----- Data listing -----
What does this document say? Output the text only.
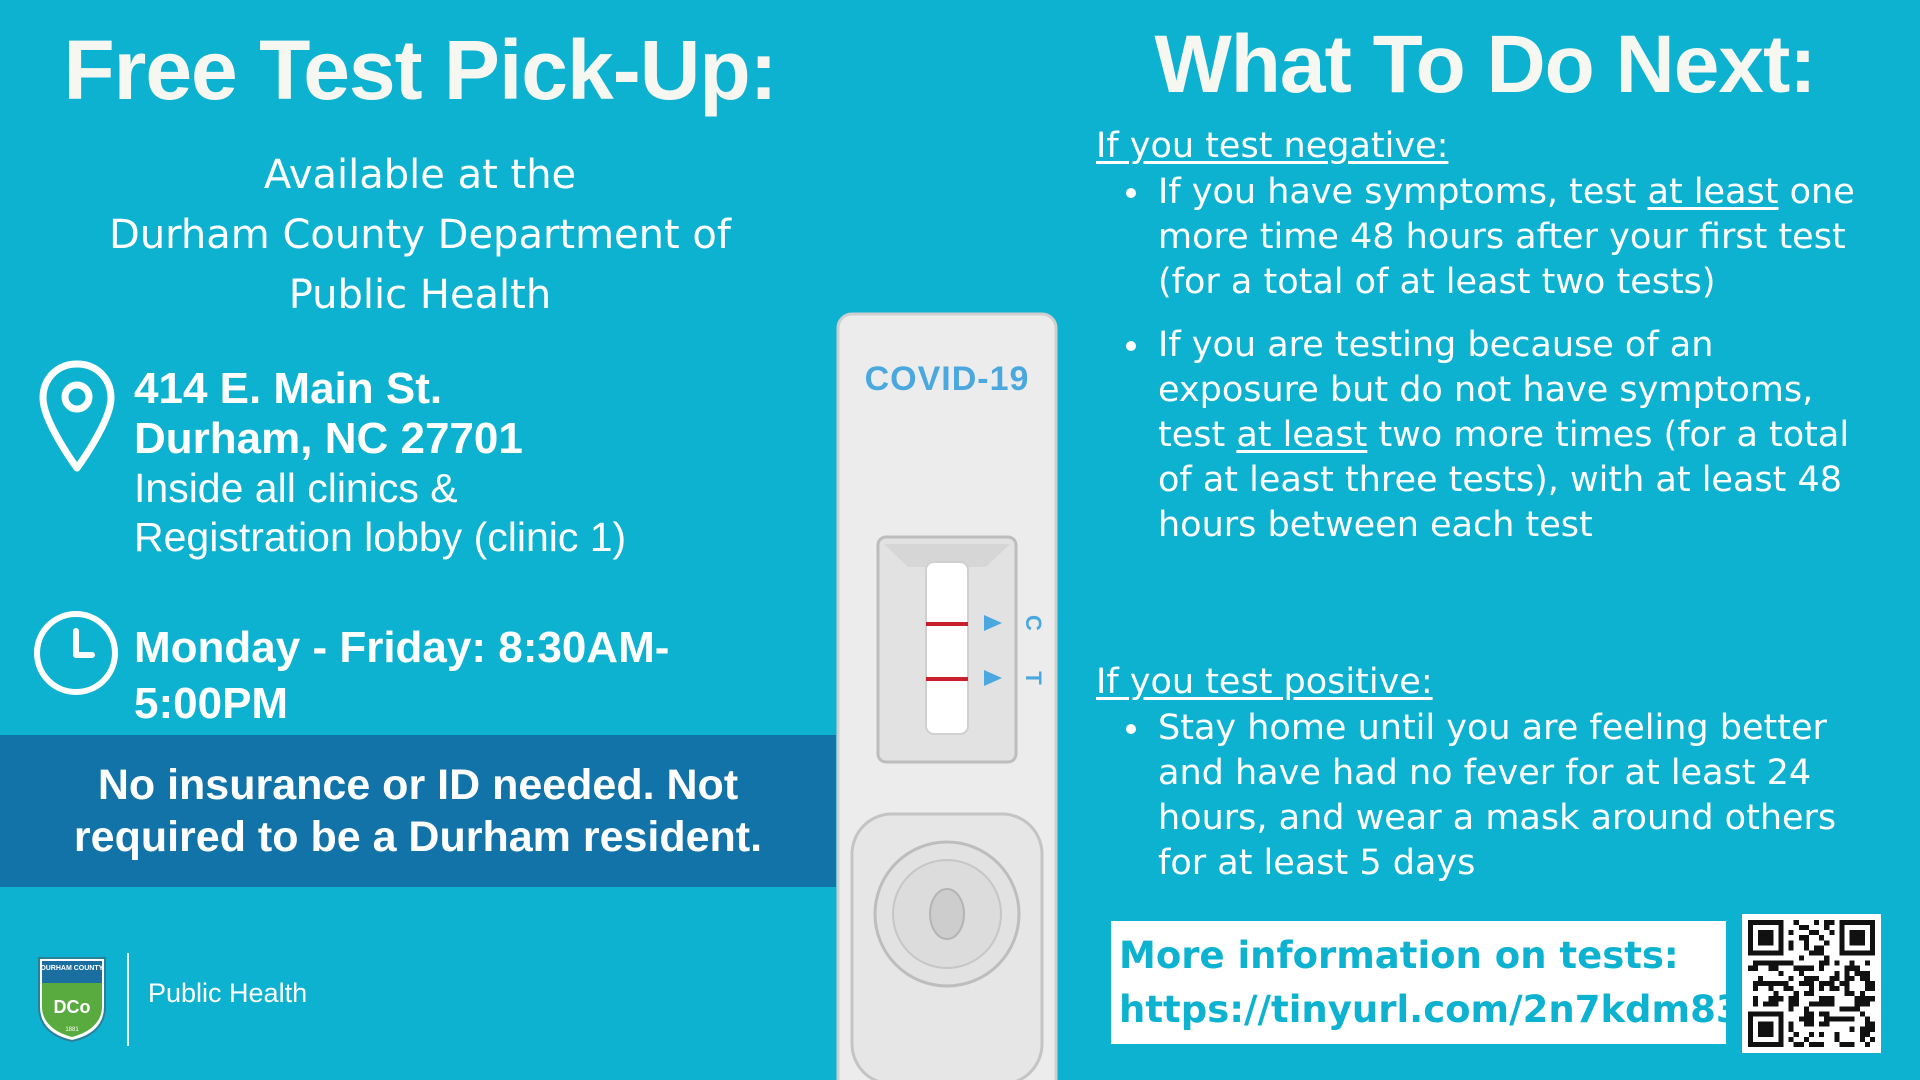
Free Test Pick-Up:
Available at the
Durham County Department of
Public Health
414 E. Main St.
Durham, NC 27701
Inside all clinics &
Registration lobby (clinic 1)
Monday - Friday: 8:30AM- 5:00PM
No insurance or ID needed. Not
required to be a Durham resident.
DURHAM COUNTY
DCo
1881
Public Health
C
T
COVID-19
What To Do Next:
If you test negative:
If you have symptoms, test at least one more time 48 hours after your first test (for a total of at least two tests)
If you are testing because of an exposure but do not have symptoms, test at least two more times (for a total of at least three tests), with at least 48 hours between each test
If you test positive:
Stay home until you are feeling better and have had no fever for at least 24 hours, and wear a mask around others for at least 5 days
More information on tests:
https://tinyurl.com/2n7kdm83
-----
*Task*.
Would you set down the listing exactly, omitting pictures?

*Right answer*.
What does this document say? Output the text only.
Free Test Pick-Up:
Available at the
Durham County Department of
Public Health
414 E. Main St.
Durham, NC 27701
Inside all clinics &
Registration lobby (clinic 1)
Monday - Friday: 8:30AM- 5:00PM
No insurance or ID needed. Not
required to be a Durham resident.
DURHAM COUNTY
DCo
1881
Public Health
C
T
COVID-19
What To Do Next:
If you test negative:
If you have symptoms, test at least one more time 48 hours after your first test (for a total of at least two tests)
If you are testing because of an exposure but do not have symptoms, test at least two more times (for a total of at least three tests), with at least 48 hours between each test
If you test positive:
Stay home until you are feeling better and have had no fever for at least 24 hours, and wear a mask around others for at least 5 days
More information on tests:
https://tinyurl.com/2n7kdm83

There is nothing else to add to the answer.